■ What to produce ■
Gather all lines with the word "screenshot" in them.
<<<<
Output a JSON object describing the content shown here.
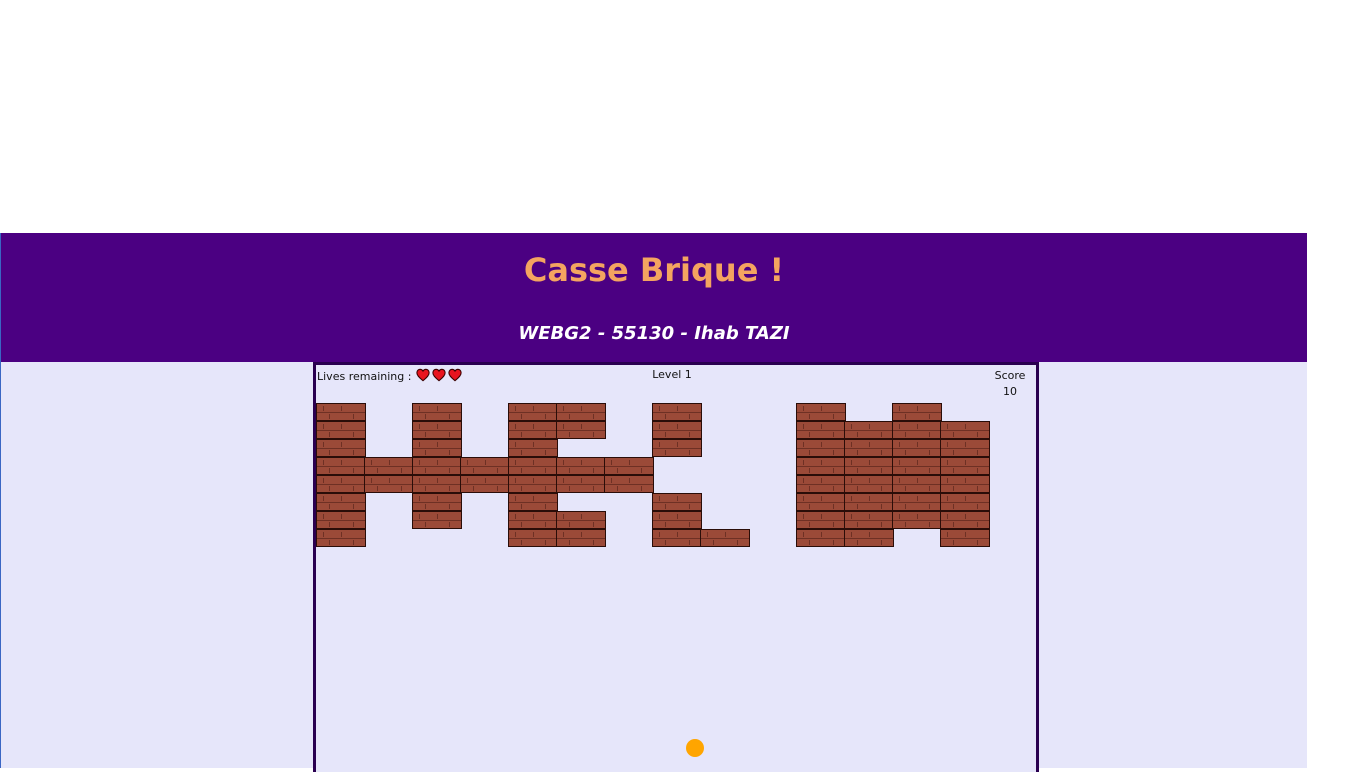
{
  "header": {
    "title": "Casse Brique !",
    "subtitle": "WEBG2 - 55130 - Ihab TAZI"
  },
  "hud": {
    "lives_label": "Lives remaining :",
    "lives_count": 3,
    "level_label": "Level 1",
    "score_label": "Score",
    "score_value": "10"
  },
  "colors": {
    "header_bg": "#4b0082",
    "title": "#f4a460",
    "playfield_bg": "#e6e6fa",
    "brick": "#9b4a38",
    "ball": "#ffa500",
    "heart": "#e8141f"
  },
  "bricks": {
    "letters_shown": "HELLO",
    "grid_columns": 15,
    "grid_rows": 8,
    "rows": [
      "1.1.11.1..1.1.",
      "1.1.11.1..1111",
      "1.1.1..1..1111",
      "1111111...1111",
      "1111111...1111",
      "1.1.1..1..1111",
      "1.1.11.1..1111",
      "1...11.11.11.1"
    ]
  }
}
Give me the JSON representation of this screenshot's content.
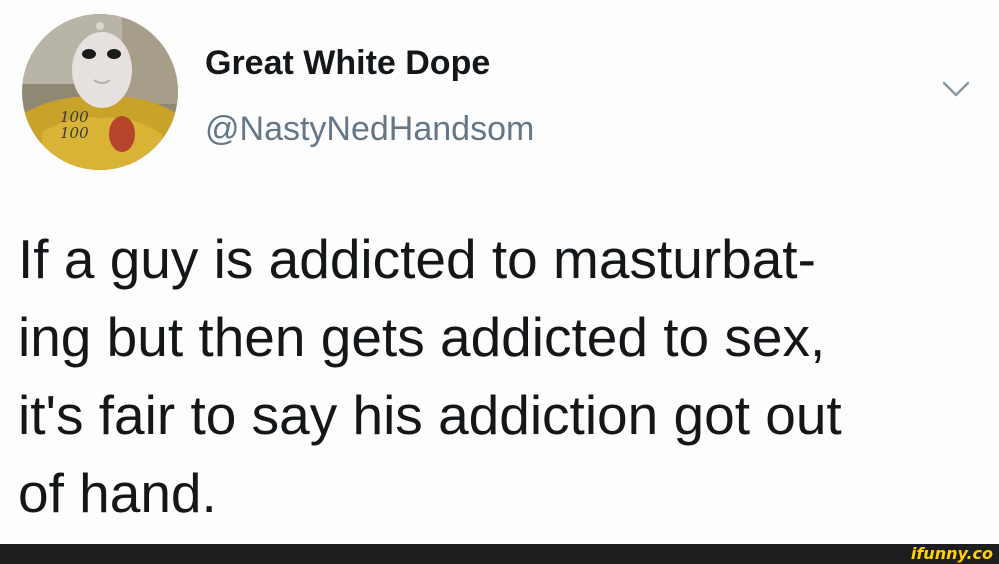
{
  "tweet": {
    "avatar_icon": "user-avatar-photo",
    "display_name": "Great White Dope",
    "handle": "@NastyNedHandsom",
    "caret_icon": "chevron-down-icon",
    "text_lines": [
      "If a guy is addicted to masturbat-",
      "ing but then gets addicted to sex,",
      "it's fair to say his addiction got out",
      "of hand."
    ]
  },
  "footer": {
    "watermark": "ifunny.co",
    "watermark_color": "#ffd200"
  }
}
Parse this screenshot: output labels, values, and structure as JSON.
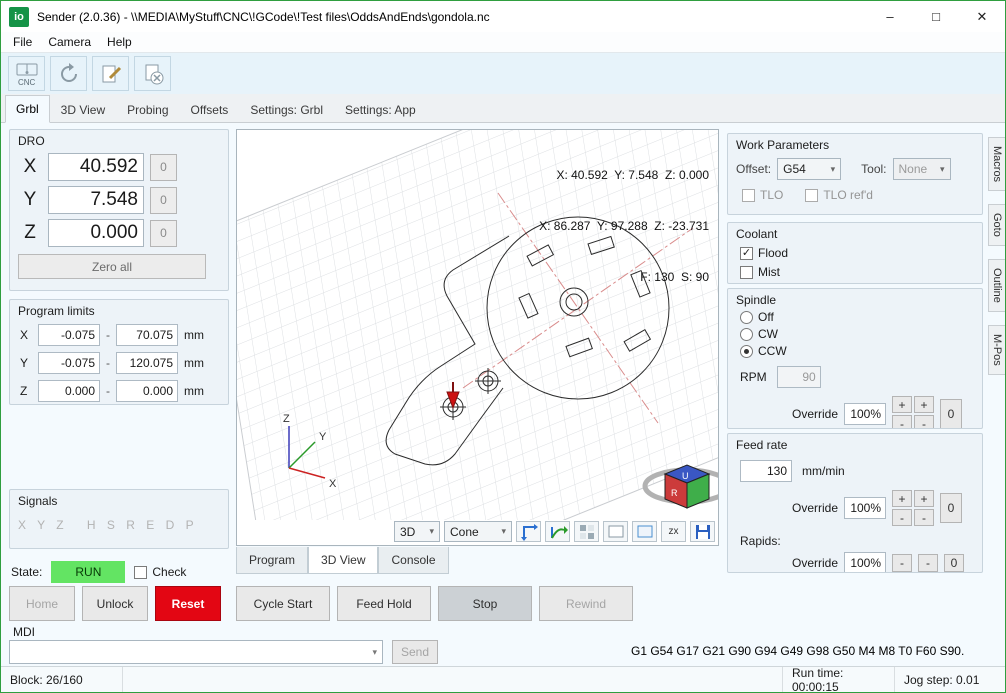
{
  "window": {
    "icon_text": "io",
    "title": "Sender (2.0.36) - \\\\MEDIA\\MyStuff\\CNC\\!GCode\\!Test files\\OddsAndEnds\\gondola.nc",
    "minimize": "–",
    "maximize": "□",
    "close": "✕"
  },
  "icons": {
    "chevron_down": "▾",
    "check": "✓"
  },
  "menu": {
    "items": [
      "File",
      "Camera",
      "Help"
    ]
  },
  "toolbar": {
    "cnc_label": "CNC"
  },
  "main_tabs": {
    "items": [
      "Grbl",
      "3D View",
      "Probing",
      "Offsets",
      "Settings: Grbl",
      "Settings: App"
    ],
    "active": "Grbl"
  },
  "side_tabs": {
    "items": [
      "Macros",
      "Goto",
      "Outline",
      "M-Pos"
    ]
  },
  "dro": {
    "title": "DRO",
    "zero_button": "0",
    "zero_all": "Zero all",
    "axes": [
      {
        "label": "X",
        "value": "40.592"
      },
      {
        "label": "Y",
        "value": "7.548"
      },
      {
        "label": "Z",
        "value": "0.000"
      }
    ]
  },
  "program_limits": {
    "title": "Program limits",
    "separator": "-",
    "rows": [
      {
        "axis": "X",
        "min": "-0.075",
        "max": "70.075",
        "unit": "mm"
      },
      {
        "axis": "Y",
        "min": "-0.075",
        "max": "120.075",
        "unit": "mm"
      },
      {
        "axis": "Z",
        "min": "0.000",
        "max": "0.000",
        "unit": "mm"
      }
    ]
  },
  "signals": {
    "title": "Signals",
    "group1": "X Y Z",
    "group2": "H S R E D P"
  },
  "state": {
    "label": "State:",
    "value": "RUN",
    "check_label": "Check"
  },
  "control_buttons": {
    "home": "Home",
    "unlock": "Unlock",
    "reset": "Reset"
  },
  "viewport": {
    "overlay": {
      "wpos": "X: 40.592  Y: 7.548  Z: 0.000",
      "mpos": "X: 86.287  Y: 97.288  Z: -23.731",
      "feed_speed": "F: 130  S: 90"
    },
    "view_select": "3D",
    "tool_select": "Cone",
    "plane_label": "zx",
    "axes": {
      "x": "X",
      "y": "Y",
      "z": "Z"
    },
    "cube": {
      "top": "U",
      "front": "R"
    },
    "tabs": [
      "Program",
      "3D View",
      "Console"
    ],
    "active_tab": "3D View"
  },
  "transport": {
    "cycle_start": "Cycle Start",
    "feed_hold": "Feed Hold",
    "stop": "Stop",
    "rewind": "Rewind"
  },
  "work_parameters": {
    "title": "Work Parameters",
    "offset_label": "Offset:",
    "offset_value": "G54",
    "tool_label": "Tool:",
    "tool_value": "None",
    "tlo_label": "TLO",
    "tlo_refd_label": "TLO ref'd"
  },
  "coolant": {
    "title": "Coolant",
    "flood": "Flood",
    "mist": "Mist"
  },
  "spindle": {
    "title": "Spindle",
    "options": [
      "Off",
      "CW",
      "CCW"
    ],
    "selected": "CCW",
    "rpm_label": "RPM",
    "rpm_value": "90",
    "override": {
      "label": "Override",
      "value": "100%"
    }
  },
  "feed_rate": {
    "title": "Feed rate",
    "value": "130",
    "unit": "mm/min",
    "override": {
      "label": "Override",
      "value": "100%"
    },
    "rapids_label": "Rapids:",
    "rapids_override": {
      "label": "Override",
      "value": "100%"
    }
  },
  "ovr_buttons": {
    "plus": "+",
    "minus": "-",
    "zero": "0"
  },
  "mdi": {
    "label": "MDI",
    "input_value": "",
    "send": "Send",
    "parser_state": "G1 G54 G17 G21 G90 G94 G49 G98 G50 M4 M8 T0 F60 S90."
  },
  "status_bar": {
    "block": "Block: 26/160",
    "run_time": "Run time: 00:00:15",
    "jog_step": "Jog step: 0.01"
  }
}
>>>>
■ Result ■
Give me the JSON representation of this screenshot's content.
Parse this screenshot: output labels, values, and structure as JSON.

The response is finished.